── DATASET RECORDS

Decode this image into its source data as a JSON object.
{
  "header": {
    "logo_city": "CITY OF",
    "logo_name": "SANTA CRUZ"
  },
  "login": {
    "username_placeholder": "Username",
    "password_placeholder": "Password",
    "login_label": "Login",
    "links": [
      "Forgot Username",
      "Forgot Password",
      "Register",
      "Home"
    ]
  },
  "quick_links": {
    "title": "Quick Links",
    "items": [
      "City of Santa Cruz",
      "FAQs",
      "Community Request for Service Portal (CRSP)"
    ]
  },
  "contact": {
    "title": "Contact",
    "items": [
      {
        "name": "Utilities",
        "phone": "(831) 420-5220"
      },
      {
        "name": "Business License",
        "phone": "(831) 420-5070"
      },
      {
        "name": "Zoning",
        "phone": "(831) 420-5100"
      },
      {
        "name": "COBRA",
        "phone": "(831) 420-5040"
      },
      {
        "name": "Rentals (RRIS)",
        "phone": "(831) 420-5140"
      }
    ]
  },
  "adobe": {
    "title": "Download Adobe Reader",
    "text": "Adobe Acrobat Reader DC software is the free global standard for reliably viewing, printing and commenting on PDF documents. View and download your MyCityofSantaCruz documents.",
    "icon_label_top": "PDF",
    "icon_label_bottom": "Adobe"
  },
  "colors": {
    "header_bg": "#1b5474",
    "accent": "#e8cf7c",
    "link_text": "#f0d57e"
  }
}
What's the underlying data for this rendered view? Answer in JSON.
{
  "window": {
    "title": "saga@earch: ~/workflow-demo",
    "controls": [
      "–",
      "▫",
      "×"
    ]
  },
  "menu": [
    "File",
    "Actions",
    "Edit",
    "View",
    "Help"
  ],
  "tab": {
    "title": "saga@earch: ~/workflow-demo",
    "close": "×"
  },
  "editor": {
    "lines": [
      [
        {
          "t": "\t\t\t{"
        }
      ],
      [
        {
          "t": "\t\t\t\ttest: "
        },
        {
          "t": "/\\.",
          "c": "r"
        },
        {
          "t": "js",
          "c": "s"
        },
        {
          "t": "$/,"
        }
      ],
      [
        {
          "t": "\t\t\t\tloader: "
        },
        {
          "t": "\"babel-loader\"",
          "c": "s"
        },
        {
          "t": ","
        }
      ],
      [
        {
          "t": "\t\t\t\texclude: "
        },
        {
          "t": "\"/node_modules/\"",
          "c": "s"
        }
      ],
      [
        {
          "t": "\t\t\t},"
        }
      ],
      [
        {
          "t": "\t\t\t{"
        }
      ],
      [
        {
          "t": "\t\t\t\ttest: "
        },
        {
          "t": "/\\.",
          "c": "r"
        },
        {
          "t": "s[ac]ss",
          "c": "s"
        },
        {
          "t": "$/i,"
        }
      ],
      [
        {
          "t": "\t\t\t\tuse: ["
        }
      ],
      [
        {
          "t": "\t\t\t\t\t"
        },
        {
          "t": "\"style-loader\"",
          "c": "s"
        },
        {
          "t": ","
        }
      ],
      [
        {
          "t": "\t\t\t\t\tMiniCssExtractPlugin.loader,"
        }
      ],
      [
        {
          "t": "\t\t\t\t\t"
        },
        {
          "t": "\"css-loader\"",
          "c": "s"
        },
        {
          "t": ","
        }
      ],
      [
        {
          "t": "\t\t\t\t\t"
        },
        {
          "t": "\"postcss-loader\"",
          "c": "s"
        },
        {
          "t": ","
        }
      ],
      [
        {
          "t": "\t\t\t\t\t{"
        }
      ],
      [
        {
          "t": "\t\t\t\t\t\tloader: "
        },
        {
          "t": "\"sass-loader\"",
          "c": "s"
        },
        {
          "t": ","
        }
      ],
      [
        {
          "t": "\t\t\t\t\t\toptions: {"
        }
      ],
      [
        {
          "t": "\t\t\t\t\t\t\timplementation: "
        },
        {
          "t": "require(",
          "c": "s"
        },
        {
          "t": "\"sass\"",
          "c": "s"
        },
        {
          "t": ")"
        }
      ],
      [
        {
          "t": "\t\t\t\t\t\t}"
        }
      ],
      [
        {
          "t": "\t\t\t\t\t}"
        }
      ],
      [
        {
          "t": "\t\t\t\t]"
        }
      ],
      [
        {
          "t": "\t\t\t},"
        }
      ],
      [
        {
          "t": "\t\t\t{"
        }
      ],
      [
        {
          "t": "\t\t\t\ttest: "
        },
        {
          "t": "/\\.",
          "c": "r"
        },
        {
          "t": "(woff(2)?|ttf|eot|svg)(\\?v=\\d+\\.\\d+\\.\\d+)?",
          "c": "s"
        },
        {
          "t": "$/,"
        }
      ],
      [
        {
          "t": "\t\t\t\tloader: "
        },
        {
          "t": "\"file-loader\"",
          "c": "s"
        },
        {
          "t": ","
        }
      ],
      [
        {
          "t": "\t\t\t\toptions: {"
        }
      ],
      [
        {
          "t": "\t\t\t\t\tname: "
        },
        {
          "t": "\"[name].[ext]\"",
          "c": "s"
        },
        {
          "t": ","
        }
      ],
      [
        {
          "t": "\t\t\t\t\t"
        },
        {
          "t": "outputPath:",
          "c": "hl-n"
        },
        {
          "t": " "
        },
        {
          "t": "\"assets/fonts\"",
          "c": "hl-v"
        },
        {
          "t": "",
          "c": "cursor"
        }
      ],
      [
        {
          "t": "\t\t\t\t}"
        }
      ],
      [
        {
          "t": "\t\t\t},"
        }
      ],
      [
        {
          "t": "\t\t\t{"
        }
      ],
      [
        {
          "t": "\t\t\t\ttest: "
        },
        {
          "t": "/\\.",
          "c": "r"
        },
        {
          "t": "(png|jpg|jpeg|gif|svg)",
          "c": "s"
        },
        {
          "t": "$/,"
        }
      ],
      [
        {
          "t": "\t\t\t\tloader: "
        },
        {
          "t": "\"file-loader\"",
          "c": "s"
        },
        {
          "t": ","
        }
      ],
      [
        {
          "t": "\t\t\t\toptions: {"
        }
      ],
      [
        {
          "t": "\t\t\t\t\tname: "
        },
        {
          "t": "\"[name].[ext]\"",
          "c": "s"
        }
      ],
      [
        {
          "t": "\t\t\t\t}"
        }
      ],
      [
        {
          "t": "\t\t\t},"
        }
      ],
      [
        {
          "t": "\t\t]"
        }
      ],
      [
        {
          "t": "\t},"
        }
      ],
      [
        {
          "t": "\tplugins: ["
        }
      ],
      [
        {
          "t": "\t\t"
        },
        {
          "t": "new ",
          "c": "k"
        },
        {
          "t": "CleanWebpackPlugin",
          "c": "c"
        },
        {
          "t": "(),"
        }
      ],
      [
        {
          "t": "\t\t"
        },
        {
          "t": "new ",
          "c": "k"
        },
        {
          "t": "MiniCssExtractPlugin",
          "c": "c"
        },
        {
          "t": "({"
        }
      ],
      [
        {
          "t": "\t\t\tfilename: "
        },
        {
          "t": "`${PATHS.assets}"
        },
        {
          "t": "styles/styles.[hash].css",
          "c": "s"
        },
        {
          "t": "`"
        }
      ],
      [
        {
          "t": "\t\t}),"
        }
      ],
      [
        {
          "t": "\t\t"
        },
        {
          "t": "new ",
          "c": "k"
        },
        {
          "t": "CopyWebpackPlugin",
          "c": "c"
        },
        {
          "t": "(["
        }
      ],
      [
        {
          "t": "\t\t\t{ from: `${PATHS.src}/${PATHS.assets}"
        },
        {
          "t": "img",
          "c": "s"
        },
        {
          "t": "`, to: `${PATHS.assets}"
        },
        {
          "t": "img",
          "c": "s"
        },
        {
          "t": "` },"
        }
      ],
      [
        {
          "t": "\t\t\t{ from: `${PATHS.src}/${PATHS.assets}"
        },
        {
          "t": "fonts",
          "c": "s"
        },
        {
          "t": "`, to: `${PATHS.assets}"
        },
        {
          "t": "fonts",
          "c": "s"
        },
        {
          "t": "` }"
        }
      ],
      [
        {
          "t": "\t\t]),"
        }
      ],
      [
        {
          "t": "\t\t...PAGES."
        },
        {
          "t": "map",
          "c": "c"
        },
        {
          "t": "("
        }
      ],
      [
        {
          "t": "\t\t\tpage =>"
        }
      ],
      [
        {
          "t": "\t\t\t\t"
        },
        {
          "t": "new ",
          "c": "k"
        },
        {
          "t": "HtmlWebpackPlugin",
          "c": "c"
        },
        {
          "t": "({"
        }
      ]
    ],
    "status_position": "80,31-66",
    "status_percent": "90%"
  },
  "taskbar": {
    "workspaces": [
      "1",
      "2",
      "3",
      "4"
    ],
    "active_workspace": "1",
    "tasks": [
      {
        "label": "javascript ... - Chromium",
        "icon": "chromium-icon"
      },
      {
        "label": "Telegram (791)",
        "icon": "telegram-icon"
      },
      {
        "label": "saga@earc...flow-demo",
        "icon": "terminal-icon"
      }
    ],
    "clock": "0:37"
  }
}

────

#### [PROBLEM STATEMENT]
Return only the number of lines in the data that contain "title".

#### [WRITTEN ANSWER]
5